> Goal: Without the pictures, copy all the entries below exactly.

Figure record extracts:
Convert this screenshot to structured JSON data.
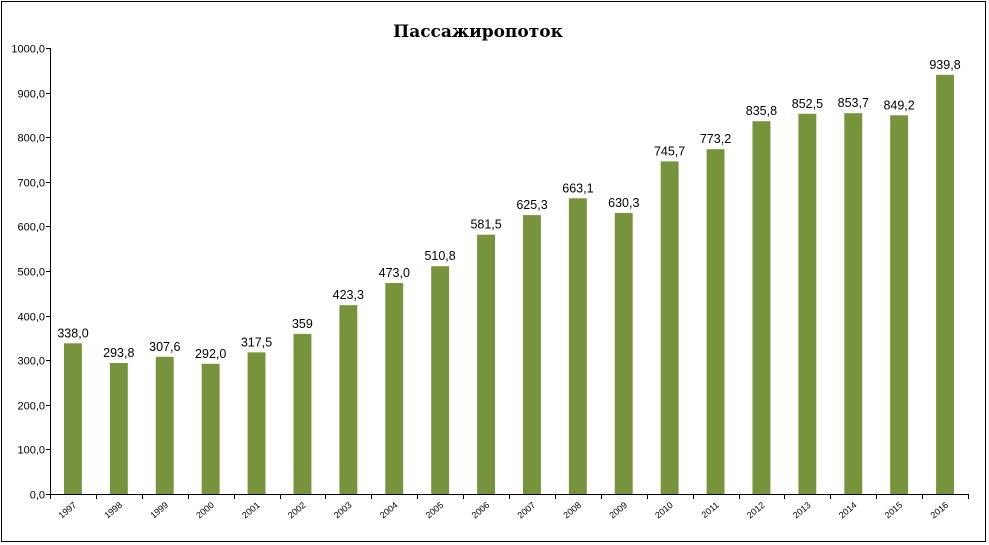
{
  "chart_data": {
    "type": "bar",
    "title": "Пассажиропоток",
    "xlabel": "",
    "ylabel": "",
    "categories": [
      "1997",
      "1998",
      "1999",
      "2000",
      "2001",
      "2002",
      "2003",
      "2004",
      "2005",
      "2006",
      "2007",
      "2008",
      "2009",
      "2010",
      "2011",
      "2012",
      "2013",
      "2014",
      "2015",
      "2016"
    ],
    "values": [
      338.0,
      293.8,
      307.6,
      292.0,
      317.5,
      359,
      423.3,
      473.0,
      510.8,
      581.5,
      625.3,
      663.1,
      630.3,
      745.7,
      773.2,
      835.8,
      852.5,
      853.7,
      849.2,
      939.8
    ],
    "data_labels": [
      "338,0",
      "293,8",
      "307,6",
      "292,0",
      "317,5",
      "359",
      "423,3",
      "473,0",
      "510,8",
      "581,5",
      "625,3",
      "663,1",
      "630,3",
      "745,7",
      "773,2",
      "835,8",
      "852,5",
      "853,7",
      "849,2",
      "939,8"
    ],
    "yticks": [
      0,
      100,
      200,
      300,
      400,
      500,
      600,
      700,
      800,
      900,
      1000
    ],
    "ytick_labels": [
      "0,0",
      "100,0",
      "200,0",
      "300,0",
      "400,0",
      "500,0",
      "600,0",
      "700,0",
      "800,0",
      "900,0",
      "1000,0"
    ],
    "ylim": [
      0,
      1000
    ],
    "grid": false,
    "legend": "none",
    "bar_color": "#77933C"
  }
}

> Task response:
Convert this screenshot to structured JSON data.
{
  "chart_data": {
    "type": "bar",
    "title": "Пассажиропоток",
    "xlabel": "",
    "ylabel": "",
    "categories": [
      "1997",
      "1998",
      "1999",
      "2000",
      "2001",
      "2002",
      "2003",
      "2004",
      "2005",
      "2006",
      "2007",
      "2008",
      "2009",
      "2010",
      "2011",
      "2012",
      "2013",
      "2014",
      "2015",
      "2016"
    ],
    "values": [
      338.0,
      293.8,
      307.6,
      292.0,
      317.5,
      359,
      423.3,
      473.0,
      510.8,
      581.5,
      625.3,
      663.1,
      630.3,
      745.7,
      773.2,
      835.8,
      852.5,
      853.7,
      849.2,
      939.8
    ],
    "data_labels": [
      "338,0",
      "293,8",
      "307,6",
      "292,0",
      "317,5",
      "359",
      "423,3",
      "473,0",
      "510,8",
      "581,5",
      "625,3",
      "663,1",
      "630,3",
      "745,7",
      "773,2",
      "835,8",
      "852,5",
      "853,7",
      "849,2",
      "939,8"
    ],
    "yticks": [
      0,
      100,
      200,
      300,
      400,
      500,
      600,
      700,
      800,
      900,
      1000
    ],
    "ytick_labels": [
      "0,0",
      "100,0",
      "200,0",
      "300,0",
      "400,0",
      "500,0",
      "600,0",
      "700,0",
      "800,0",
      "900,0",
      "1000,0"
    ],
    "ylim": [
      0,
      1000
    ],
    "grid": false,
    "legend": "none",
    "bar_color": "#77933C"
  }
}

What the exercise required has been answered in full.